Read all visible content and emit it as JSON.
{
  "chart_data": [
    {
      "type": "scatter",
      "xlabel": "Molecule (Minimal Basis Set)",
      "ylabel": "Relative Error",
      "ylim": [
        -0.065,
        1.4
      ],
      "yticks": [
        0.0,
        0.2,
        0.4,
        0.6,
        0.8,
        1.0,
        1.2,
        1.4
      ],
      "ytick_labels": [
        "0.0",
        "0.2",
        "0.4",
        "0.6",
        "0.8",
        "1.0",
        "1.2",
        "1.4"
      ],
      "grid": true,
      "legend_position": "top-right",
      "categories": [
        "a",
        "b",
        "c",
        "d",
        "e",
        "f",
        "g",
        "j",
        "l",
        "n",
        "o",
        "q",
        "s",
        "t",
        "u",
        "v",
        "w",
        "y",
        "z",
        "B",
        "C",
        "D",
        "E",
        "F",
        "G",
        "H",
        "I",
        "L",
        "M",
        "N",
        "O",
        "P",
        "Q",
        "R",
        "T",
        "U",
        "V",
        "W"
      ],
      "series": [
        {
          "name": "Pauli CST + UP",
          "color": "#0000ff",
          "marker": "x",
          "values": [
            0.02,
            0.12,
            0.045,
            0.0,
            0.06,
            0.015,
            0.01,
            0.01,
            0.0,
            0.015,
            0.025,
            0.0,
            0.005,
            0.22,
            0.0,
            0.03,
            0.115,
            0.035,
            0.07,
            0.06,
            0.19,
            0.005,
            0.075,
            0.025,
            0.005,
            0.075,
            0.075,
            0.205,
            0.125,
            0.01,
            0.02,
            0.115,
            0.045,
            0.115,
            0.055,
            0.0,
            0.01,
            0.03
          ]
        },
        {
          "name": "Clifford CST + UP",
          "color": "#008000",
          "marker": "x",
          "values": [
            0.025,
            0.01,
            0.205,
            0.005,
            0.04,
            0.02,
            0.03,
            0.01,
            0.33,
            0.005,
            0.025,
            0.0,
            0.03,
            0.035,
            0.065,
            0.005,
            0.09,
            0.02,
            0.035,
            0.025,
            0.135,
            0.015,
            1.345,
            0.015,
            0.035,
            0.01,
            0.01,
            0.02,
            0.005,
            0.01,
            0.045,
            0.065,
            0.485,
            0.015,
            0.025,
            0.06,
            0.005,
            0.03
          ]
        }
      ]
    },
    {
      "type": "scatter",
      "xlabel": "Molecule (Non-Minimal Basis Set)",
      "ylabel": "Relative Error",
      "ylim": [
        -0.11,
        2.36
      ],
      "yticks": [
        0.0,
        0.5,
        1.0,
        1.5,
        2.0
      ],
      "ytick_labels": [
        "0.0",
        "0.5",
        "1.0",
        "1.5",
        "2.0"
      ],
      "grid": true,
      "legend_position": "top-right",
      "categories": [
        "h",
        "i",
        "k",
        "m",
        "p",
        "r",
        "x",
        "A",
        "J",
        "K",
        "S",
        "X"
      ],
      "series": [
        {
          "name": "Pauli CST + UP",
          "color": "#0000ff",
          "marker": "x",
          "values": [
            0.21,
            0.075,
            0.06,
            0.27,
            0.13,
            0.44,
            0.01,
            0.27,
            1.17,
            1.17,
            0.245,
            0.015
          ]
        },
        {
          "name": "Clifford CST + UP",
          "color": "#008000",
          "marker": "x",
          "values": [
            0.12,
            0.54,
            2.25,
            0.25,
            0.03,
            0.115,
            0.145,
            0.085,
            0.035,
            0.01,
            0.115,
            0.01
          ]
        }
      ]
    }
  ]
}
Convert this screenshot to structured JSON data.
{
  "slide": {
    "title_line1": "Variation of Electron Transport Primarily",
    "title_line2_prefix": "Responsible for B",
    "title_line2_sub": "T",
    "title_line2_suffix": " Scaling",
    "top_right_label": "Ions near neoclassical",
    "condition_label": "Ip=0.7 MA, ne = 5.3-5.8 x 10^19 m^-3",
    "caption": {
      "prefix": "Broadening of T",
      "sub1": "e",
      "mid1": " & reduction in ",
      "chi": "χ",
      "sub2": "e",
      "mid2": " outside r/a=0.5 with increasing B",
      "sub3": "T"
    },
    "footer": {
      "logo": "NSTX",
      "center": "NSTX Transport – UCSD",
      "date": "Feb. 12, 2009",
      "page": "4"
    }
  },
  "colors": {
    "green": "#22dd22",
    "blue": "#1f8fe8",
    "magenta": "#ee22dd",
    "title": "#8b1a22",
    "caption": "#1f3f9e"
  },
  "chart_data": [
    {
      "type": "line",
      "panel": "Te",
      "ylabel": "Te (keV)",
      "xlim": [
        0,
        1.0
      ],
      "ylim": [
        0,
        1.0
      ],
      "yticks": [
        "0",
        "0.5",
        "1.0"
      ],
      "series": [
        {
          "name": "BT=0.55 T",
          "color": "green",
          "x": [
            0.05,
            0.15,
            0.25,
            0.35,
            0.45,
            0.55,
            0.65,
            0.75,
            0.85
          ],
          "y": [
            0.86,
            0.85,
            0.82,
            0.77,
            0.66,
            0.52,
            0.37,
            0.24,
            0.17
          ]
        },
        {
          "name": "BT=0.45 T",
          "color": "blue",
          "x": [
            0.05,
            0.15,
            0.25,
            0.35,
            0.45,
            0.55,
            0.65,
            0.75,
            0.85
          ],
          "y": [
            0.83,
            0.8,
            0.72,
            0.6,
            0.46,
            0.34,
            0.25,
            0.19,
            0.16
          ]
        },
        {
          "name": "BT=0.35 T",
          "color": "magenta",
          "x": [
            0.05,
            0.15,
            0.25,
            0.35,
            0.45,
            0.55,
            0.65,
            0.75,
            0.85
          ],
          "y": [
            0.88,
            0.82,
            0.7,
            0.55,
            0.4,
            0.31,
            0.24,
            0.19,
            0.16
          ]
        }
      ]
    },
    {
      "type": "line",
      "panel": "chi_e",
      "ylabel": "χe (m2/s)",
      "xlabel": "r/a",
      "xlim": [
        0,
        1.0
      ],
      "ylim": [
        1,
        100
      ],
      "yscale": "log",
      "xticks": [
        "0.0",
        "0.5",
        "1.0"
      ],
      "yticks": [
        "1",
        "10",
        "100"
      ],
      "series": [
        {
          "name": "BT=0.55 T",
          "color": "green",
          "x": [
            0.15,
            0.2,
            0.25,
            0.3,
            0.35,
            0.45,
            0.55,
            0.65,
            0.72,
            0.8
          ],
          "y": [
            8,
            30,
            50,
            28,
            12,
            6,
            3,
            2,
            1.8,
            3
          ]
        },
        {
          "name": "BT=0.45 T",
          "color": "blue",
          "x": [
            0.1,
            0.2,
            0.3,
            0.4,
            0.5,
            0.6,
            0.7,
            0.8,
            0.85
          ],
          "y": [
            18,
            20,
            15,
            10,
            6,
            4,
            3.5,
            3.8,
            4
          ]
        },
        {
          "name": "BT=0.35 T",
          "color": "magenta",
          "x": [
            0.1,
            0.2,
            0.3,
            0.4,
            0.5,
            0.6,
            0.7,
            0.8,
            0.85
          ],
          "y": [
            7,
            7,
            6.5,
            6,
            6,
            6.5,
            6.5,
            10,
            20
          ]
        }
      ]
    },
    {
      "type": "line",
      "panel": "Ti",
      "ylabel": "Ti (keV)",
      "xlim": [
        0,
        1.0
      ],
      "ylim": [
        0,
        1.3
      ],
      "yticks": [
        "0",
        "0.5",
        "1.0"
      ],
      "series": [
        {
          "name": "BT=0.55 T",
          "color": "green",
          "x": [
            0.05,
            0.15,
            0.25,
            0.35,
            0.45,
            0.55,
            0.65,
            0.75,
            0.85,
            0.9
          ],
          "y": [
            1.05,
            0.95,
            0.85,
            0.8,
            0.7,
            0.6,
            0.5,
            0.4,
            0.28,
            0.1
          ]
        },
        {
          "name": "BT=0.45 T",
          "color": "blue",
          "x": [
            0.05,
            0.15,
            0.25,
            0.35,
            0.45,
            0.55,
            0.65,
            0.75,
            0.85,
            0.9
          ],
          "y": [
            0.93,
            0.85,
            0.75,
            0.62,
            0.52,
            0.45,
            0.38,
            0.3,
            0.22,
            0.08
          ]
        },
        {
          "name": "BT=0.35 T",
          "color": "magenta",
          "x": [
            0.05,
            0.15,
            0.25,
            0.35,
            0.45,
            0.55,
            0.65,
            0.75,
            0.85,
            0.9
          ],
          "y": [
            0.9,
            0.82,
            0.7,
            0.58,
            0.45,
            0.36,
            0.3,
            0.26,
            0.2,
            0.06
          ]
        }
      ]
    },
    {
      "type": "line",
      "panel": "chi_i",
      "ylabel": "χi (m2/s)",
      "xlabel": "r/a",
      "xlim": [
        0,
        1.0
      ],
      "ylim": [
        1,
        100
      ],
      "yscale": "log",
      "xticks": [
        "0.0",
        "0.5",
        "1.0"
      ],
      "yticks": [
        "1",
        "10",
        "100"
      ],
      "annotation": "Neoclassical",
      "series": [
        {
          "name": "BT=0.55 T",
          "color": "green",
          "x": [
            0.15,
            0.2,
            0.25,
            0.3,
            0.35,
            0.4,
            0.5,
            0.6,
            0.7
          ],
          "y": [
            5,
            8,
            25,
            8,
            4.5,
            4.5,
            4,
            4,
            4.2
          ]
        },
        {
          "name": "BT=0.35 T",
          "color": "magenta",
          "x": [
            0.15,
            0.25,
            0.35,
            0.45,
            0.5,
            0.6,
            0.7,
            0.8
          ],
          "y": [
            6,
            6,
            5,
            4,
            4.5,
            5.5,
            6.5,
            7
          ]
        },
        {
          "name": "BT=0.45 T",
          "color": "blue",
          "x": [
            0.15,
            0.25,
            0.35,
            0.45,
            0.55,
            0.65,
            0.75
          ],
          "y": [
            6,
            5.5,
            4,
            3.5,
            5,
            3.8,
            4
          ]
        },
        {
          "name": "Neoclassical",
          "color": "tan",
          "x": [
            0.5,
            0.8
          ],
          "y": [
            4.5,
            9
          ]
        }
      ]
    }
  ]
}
• • • • •
#### Your objective:
In the records above, find the lines containing "Transport" and copy them.

#### Solved exercise:
    "title_line1": "Variation of Electron Transport Primarily",
      "center": "NSTX Transport – UCSD",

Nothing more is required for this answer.